— Your task —
The entries below should be output exactly as written.

— Records to process —

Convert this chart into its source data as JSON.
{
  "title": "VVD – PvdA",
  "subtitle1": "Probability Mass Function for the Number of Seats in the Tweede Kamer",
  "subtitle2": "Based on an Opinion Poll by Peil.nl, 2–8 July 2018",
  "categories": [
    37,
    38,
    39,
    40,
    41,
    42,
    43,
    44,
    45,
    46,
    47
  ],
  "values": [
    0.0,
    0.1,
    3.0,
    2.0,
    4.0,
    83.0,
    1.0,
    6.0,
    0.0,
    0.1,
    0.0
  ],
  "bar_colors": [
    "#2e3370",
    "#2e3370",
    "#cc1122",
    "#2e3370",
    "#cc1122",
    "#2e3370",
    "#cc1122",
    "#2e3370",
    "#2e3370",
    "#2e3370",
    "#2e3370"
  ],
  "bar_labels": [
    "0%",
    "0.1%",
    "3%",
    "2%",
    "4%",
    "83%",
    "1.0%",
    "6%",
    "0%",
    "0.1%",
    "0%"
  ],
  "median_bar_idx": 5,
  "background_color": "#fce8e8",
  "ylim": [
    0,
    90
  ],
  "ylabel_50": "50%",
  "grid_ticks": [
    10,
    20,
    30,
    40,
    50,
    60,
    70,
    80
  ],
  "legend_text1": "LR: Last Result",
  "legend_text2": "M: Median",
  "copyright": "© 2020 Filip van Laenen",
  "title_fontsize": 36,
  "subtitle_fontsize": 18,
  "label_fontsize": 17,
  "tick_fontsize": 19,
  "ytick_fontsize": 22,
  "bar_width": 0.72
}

— The solution —
Convert this chart into its source data as JSON.
{
  "title": "VVD – PvdA",
  "subtitle1": "Probability Mass Function for the Number of Seats in the Tweede Kamer",
  "subtitle2": "Based on an Opinion Poll by Peil.nl, 2–8 July 2018",
  "categories": [
    37,
    38,
    39,
    40,
    41,
    42,
    43,
    44,
    45,
    46,
    47
  ],
  "values": [
    0.0,
    0.1,
    3.0,
    2.0,
    4.0,
    83.0,
    1.0,
    6.0,
    0.0,
    0.1,
    0.0
  ],
  "bar_colors": [
    "#2e3370",
    "#2e3370",
    "#cc1122",
    "#2e3370",
    "#cc1122",
    "#2e3370",
    "#cc1122",
    "#2e3370",
    "#2e3370",
    "#2e3370",
    "#2e3370"
  ],
  "bar_labels": [
    "0%",
    "0.1%",
    "3%",
    "2%",
    "4%",
    "83%",
    "1.0%",
    "6%",
    "0%",
    "0.1%",
    "0%"
  ],
  "median_bar_idx": 5,
  "background_color": "#fce8e8",
  "ylim": [
    0,
    90
  ],
  "ylabel_50": "50%",
  "grid_ticks": [
    10,
    20,
    30,
    40,
    50,
    60,
    70,
    80
  ],
  "legend_text1": "LR: Last Result",
  "legend_text2": "M: Median",
  "copyright": "© 2020 Filip van Laenen",
  "title_fontsize": 36,
  "subtitle_fontsize": 18,
  "label_fontsize": 17,
  "tick_fontsize": 19,
  "ytick_fontsize": 22,
  "bar_width": 0.72
}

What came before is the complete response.